▶ [What is expected]
Below, find each line holding "operação" and state how many there are, using the number alone.
---
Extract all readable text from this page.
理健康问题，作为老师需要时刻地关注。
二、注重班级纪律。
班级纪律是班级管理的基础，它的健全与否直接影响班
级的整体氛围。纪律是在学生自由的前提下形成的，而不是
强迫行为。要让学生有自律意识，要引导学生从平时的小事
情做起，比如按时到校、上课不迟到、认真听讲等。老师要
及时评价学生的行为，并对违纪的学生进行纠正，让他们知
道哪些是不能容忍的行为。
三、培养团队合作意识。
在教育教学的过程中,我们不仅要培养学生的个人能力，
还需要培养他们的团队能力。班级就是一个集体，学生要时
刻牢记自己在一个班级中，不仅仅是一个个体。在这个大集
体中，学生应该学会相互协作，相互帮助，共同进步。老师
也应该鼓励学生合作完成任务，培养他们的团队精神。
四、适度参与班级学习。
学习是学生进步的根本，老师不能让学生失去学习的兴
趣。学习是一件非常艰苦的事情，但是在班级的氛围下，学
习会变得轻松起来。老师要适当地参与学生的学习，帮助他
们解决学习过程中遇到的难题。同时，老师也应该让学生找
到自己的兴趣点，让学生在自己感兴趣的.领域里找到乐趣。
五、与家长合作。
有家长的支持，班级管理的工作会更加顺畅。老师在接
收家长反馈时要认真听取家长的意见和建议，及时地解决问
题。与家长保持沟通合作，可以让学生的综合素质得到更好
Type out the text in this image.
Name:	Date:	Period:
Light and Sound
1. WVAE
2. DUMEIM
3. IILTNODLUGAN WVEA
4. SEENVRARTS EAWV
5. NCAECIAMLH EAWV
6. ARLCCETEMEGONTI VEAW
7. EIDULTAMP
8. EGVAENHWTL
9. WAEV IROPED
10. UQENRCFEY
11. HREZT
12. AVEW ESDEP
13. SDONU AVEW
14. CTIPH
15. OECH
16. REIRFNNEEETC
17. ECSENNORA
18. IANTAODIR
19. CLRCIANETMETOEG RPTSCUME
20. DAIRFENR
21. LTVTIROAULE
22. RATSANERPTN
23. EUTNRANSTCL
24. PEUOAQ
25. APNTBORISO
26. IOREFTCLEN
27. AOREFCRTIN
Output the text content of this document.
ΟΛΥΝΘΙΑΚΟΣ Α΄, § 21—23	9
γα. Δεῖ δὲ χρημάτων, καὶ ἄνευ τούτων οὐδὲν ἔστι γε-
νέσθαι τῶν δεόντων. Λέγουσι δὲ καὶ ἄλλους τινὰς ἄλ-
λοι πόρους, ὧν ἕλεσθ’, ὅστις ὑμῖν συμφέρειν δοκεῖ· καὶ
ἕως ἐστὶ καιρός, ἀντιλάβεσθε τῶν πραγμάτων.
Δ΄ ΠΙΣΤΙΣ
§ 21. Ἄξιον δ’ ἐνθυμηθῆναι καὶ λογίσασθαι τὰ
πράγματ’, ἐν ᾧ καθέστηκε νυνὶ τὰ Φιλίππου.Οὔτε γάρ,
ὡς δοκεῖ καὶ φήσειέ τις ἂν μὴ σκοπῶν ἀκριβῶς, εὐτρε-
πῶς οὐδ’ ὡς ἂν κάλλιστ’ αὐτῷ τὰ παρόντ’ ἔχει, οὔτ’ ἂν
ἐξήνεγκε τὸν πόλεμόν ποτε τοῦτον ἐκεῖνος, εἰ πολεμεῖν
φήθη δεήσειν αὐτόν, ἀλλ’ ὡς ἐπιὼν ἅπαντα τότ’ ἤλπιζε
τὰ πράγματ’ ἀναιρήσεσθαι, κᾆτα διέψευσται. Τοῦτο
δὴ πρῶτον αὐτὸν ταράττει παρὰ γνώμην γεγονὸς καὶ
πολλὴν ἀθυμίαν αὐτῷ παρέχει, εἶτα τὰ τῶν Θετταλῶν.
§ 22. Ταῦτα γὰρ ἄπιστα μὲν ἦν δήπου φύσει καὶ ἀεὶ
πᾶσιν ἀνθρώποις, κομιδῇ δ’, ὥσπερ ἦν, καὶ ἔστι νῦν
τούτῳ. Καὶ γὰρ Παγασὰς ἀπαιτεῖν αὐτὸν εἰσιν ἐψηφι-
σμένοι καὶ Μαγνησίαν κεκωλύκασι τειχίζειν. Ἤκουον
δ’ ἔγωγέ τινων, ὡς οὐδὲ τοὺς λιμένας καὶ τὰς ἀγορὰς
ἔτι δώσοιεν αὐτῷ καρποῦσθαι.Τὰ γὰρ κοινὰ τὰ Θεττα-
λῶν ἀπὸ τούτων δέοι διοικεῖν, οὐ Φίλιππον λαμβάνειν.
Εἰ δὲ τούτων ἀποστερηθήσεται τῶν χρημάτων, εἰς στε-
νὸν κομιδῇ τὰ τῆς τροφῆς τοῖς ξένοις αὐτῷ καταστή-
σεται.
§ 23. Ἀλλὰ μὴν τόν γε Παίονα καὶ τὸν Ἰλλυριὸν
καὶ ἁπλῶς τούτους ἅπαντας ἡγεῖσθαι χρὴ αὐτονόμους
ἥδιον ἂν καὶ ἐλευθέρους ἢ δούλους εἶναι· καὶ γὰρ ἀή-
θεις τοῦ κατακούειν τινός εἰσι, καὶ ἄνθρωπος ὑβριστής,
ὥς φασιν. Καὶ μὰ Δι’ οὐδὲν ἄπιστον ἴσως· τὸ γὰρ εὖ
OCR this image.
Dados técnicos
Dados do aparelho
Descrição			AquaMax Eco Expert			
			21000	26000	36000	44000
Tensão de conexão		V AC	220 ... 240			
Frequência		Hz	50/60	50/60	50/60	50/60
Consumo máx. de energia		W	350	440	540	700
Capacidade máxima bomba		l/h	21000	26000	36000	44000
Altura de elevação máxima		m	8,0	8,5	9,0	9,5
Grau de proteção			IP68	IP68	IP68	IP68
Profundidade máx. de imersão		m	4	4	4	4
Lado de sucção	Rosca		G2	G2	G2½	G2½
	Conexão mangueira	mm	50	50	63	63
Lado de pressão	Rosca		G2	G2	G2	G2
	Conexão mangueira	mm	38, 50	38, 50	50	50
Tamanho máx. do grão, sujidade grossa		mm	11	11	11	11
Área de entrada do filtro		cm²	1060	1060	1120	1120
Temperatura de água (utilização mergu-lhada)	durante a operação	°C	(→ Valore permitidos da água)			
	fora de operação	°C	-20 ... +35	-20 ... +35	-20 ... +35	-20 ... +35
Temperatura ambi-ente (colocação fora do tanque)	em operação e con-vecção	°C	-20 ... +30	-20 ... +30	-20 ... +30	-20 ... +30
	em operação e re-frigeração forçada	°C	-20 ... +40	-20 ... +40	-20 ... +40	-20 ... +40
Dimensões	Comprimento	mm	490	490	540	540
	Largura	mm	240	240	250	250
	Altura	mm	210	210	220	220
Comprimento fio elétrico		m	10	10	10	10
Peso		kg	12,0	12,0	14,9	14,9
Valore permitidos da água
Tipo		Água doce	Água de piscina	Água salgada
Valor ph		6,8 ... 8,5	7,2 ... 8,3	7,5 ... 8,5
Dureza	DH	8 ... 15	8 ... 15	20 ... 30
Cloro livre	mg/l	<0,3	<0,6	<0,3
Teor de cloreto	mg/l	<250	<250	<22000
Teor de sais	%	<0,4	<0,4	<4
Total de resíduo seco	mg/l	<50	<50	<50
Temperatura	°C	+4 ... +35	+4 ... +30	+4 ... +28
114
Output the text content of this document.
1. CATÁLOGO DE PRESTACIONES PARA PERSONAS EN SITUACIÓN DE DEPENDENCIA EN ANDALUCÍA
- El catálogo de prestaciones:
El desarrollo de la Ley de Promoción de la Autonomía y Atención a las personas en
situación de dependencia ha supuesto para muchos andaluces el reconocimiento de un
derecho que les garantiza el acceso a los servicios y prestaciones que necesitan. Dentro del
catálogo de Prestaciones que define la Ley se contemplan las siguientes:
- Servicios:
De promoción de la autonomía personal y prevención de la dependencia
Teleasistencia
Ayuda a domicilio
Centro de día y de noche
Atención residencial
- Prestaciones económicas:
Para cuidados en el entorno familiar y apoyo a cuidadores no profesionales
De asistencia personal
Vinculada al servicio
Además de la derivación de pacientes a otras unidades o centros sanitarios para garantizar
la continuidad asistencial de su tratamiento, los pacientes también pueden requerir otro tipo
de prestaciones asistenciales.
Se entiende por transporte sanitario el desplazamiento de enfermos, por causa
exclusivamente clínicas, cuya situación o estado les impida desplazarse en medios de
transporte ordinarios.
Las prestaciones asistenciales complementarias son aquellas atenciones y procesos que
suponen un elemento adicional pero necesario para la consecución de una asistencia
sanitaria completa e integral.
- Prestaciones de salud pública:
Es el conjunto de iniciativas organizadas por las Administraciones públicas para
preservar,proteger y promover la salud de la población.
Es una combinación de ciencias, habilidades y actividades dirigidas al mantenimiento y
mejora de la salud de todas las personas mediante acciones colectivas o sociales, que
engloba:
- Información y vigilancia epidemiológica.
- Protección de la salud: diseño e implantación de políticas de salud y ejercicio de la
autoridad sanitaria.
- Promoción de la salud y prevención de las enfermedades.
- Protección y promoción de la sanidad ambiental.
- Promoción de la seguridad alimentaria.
---
▶ [Written response]
4